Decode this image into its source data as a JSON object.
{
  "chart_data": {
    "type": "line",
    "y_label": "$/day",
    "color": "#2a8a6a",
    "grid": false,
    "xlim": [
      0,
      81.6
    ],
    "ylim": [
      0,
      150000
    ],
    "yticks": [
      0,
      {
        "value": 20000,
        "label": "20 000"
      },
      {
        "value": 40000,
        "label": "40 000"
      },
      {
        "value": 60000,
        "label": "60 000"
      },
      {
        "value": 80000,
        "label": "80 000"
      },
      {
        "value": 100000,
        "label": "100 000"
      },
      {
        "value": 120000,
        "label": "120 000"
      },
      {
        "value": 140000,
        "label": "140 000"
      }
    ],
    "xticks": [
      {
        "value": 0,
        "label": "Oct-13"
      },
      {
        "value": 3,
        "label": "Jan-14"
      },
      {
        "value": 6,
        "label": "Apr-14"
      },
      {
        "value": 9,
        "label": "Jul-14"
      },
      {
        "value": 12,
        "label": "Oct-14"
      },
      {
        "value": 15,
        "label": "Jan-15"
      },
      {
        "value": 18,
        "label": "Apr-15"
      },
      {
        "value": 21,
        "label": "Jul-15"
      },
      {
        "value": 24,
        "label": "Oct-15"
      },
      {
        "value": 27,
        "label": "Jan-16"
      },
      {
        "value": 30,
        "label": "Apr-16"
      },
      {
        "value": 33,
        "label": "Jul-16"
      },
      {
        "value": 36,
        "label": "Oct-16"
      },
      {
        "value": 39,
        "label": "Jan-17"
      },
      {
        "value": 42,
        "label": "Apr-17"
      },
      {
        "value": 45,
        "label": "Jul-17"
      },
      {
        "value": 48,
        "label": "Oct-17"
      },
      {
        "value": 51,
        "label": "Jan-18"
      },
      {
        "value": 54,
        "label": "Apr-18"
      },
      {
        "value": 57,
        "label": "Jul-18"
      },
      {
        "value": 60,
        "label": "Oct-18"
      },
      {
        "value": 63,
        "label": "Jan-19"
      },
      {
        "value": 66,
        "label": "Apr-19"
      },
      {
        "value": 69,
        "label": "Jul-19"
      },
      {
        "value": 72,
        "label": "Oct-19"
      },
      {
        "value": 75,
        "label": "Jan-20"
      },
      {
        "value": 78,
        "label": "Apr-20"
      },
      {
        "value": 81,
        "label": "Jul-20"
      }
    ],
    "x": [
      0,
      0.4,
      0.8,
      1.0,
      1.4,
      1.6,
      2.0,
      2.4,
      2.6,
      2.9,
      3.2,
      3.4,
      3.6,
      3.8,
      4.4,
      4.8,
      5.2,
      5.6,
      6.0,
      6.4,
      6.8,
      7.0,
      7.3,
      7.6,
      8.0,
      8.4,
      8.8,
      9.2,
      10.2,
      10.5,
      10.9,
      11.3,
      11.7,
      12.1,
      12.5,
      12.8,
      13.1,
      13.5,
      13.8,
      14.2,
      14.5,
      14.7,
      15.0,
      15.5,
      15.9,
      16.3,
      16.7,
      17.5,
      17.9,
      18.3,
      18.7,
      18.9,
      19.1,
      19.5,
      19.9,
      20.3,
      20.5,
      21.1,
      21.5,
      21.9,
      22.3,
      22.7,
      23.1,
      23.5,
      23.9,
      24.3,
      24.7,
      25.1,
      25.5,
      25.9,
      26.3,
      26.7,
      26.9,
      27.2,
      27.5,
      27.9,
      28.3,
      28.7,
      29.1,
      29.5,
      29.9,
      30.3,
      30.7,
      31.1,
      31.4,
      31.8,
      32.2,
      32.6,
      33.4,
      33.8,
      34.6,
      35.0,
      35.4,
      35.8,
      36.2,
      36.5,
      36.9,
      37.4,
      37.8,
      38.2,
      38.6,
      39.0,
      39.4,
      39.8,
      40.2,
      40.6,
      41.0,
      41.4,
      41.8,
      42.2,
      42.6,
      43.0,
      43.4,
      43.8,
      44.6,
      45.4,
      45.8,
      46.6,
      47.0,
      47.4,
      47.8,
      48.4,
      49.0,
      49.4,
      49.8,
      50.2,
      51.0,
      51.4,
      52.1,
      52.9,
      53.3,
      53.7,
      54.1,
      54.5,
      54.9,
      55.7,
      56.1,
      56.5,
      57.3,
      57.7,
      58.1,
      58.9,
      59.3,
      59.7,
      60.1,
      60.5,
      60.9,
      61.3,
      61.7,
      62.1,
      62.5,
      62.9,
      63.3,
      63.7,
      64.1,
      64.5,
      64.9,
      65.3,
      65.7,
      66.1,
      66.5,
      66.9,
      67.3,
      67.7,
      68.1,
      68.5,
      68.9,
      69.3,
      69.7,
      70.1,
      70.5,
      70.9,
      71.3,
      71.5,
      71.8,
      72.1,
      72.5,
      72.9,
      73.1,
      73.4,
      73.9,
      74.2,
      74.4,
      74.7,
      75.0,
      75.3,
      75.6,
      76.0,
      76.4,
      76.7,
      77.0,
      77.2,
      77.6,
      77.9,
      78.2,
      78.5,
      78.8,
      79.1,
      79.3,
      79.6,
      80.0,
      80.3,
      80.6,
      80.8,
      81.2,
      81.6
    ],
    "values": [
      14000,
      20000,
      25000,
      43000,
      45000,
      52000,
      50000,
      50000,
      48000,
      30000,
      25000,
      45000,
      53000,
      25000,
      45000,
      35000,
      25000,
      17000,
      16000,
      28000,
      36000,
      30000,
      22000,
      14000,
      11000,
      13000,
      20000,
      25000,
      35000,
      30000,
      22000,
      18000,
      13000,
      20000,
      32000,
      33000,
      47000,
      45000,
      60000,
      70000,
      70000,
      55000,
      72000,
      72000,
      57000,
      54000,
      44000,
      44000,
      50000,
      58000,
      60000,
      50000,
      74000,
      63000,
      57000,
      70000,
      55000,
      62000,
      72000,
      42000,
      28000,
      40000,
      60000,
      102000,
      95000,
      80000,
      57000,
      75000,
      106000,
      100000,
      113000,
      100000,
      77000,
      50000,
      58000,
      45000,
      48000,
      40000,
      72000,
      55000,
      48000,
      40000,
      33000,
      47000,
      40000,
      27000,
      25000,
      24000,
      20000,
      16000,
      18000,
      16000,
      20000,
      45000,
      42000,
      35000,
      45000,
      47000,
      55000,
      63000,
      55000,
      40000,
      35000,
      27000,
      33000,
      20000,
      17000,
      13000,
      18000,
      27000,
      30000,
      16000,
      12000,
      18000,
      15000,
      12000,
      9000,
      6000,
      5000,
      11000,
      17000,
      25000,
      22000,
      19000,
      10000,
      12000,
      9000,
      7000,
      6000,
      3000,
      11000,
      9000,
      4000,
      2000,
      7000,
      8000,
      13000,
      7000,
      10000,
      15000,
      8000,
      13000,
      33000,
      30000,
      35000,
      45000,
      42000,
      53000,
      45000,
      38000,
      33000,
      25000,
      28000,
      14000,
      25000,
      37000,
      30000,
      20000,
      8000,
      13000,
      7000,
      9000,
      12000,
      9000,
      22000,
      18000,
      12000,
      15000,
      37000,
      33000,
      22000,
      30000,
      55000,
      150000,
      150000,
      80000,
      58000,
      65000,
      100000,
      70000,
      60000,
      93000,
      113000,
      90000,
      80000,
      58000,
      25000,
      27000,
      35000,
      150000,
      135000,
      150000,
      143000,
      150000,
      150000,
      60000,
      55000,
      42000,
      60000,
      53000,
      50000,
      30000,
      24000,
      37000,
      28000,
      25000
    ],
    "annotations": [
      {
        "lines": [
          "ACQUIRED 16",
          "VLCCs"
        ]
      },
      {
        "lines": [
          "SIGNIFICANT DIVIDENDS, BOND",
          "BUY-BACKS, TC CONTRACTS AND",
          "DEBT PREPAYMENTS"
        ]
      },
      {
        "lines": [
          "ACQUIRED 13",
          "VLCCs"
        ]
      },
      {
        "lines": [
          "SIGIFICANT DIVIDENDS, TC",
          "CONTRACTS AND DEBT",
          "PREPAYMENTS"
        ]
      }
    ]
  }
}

---*---

**What you are asked to do:**
Copy each line holding the word "DEBT" from the listing above.

**Task solution:**
          "DEBT PREPAYMENTS"
          "CONTRACTS AND DEBT",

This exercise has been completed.